>> START MATERIAL FOR THE TASK

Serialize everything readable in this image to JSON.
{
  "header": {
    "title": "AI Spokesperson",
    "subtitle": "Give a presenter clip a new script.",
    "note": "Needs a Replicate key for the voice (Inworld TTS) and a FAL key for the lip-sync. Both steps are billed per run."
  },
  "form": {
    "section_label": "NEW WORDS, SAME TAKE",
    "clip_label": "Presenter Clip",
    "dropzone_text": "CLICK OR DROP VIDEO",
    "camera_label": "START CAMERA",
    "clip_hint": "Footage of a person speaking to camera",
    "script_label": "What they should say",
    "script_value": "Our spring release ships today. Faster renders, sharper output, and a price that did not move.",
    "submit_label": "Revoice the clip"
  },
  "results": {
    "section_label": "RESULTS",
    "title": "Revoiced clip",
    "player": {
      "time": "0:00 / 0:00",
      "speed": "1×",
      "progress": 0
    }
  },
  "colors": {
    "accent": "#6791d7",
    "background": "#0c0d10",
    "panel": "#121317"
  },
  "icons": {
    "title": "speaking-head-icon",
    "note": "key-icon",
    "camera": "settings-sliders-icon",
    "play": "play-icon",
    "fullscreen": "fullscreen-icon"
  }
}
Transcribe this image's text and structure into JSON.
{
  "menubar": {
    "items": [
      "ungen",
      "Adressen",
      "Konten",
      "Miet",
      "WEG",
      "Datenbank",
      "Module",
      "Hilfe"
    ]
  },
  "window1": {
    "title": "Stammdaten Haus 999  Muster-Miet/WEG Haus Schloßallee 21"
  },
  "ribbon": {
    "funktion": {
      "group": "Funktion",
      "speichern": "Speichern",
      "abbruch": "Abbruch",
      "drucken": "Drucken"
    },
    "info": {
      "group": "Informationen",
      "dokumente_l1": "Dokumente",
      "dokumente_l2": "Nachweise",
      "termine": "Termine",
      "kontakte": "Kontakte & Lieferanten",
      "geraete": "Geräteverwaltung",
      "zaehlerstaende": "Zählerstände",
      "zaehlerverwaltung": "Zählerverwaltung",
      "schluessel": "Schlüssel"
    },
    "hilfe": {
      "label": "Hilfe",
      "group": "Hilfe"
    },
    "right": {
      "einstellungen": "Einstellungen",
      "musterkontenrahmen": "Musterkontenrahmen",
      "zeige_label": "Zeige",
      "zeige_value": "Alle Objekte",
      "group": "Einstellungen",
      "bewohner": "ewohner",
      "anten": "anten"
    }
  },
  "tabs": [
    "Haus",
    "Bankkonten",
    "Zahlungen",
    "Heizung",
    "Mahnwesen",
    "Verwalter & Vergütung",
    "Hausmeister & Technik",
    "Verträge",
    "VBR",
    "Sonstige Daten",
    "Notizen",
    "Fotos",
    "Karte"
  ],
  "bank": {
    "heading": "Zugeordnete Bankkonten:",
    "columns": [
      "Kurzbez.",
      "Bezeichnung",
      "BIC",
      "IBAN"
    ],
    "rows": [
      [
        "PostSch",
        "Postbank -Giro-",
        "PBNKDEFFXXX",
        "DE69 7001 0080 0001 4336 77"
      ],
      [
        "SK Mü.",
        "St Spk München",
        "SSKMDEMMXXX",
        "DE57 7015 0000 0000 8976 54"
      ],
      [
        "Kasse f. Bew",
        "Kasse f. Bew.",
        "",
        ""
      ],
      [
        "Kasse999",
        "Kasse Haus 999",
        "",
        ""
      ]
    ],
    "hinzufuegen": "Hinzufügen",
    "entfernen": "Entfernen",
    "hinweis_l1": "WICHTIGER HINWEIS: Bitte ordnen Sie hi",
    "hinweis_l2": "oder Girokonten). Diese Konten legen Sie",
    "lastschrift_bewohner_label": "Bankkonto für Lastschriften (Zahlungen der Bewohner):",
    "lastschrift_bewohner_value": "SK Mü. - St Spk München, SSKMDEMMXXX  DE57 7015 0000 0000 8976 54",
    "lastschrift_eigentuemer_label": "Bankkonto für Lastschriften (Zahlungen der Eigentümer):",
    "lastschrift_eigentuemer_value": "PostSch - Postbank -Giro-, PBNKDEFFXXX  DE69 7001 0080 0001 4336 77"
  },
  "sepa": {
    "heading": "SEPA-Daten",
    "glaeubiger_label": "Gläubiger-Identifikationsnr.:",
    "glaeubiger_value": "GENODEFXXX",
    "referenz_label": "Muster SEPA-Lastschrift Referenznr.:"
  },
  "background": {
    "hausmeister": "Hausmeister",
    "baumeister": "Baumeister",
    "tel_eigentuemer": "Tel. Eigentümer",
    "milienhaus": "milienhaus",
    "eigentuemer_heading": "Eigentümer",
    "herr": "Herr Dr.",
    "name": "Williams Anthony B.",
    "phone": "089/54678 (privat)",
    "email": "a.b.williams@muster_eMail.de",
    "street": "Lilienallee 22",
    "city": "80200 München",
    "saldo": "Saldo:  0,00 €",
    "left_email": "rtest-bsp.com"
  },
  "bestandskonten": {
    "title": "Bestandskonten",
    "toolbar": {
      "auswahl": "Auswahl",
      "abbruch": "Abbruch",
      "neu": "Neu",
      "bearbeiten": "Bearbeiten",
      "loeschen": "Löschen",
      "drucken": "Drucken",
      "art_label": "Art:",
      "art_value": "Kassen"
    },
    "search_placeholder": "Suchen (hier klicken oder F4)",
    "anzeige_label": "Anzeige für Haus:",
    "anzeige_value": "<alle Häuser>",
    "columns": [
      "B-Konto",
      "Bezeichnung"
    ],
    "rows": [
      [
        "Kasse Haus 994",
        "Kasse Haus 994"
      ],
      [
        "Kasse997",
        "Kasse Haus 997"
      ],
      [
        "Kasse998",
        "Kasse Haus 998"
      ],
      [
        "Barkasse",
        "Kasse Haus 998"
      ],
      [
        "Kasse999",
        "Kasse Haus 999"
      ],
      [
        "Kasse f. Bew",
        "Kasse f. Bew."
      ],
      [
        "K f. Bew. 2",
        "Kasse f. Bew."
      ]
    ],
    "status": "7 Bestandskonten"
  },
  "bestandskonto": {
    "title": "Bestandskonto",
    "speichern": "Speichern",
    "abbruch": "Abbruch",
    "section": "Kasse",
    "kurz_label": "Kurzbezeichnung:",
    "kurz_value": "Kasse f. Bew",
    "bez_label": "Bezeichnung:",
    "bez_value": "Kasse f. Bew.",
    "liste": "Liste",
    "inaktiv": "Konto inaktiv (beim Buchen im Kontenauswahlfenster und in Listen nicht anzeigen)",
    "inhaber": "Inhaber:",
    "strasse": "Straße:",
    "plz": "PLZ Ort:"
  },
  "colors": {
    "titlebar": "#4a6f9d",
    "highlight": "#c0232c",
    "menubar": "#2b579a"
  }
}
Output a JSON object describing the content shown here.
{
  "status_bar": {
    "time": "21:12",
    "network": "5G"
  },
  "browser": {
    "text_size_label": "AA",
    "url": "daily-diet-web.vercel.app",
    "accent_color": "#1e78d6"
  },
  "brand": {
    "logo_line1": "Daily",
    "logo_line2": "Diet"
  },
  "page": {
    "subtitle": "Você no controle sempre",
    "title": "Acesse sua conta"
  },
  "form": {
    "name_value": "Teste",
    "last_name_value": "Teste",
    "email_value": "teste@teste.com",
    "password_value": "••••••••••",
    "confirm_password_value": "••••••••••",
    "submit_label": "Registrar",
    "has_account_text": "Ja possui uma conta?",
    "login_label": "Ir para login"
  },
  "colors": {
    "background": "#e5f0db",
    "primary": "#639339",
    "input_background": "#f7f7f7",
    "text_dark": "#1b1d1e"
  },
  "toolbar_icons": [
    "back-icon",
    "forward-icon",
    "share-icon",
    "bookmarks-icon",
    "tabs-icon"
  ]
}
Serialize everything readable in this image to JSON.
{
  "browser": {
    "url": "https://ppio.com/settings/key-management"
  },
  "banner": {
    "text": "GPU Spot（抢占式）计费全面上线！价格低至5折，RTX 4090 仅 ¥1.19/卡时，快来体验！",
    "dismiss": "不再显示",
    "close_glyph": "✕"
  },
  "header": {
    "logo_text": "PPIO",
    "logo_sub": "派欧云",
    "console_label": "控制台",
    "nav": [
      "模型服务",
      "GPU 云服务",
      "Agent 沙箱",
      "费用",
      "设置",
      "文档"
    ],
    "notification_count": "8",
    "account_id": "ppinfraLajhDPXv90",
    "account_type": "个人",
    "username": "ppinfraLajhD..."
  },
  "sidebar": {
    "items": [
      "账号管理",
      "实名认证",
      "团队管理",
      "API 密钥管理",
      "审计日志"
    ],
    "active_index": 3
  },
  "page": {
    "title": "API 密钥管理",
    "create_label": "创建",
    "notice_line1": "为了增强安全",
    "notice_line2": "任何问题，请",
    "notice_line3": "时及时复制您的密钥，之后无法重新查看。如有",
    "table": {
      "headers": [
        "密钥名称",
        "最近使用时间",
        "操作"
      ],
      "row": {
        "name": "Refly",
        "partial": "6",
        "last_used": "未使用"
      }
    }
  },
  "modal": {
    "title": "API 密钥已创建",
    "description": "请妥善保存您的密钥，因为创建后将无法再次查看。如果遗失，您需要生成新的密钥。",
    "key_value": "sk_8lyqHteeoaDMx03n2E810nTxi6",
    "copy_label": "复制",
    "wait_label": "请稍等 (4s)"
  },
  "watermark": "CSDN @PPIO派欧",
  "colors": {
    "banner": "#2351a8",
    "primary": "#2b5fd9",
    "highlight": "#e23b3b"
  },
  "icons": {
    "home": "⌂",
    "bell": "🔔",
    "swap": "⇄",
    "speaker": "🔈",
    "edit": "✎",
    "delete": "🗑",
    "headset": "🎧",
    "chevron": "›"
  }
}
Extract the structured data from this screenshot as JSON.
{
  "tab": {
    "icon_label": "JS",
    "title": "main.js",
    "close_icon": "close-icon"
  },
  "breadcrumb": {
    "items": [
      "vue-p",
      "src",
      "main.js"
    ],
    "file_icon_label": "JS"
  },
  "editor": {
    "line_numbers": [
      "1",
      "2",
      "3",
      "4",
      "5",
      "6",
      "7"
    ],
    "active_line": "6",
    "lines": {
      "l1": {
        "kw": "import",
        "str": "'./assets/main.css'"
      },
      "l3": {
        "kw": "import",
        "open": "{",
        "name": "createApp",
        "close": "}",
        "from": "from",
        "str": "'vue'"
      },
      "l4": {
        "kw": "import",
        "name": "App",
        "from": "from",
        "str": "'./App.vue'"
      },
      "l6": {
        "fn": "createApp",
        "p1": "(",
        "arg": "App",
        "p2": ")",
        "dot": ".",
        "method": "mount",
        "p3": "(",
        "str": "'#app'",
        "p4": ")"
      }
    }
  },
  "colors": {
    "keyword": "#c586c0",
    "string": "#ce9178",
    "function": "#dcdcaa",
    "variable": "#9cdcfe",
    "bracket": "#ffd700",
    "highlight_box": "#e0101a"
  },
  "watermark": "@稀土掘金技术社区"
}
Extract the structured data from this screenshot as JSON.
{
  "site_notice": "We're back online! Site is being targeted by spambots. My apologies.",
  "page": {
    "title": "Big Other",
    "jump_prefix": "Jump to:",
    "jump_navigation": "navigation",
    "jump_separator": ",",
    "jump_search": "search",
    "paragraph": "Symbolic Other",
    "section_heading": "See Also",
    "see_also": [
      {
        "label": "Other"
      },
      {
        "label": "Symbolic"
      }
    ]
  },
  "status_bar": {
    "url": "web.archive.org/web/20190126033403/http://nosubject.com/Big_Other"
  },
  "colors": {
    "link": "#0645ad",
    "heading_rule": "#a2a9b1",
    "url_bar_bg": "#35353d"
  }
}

>> END MATERIAL FOR THE TASK

### YOUR GOAL:
Each line in the entries above that includes the string "watermark" should be extracted.

### ANSWER TO THE PROBLEM:
  "watermark": "CSDN @PPIO派欧",
  "watermark": "@稀土掘金技术社区"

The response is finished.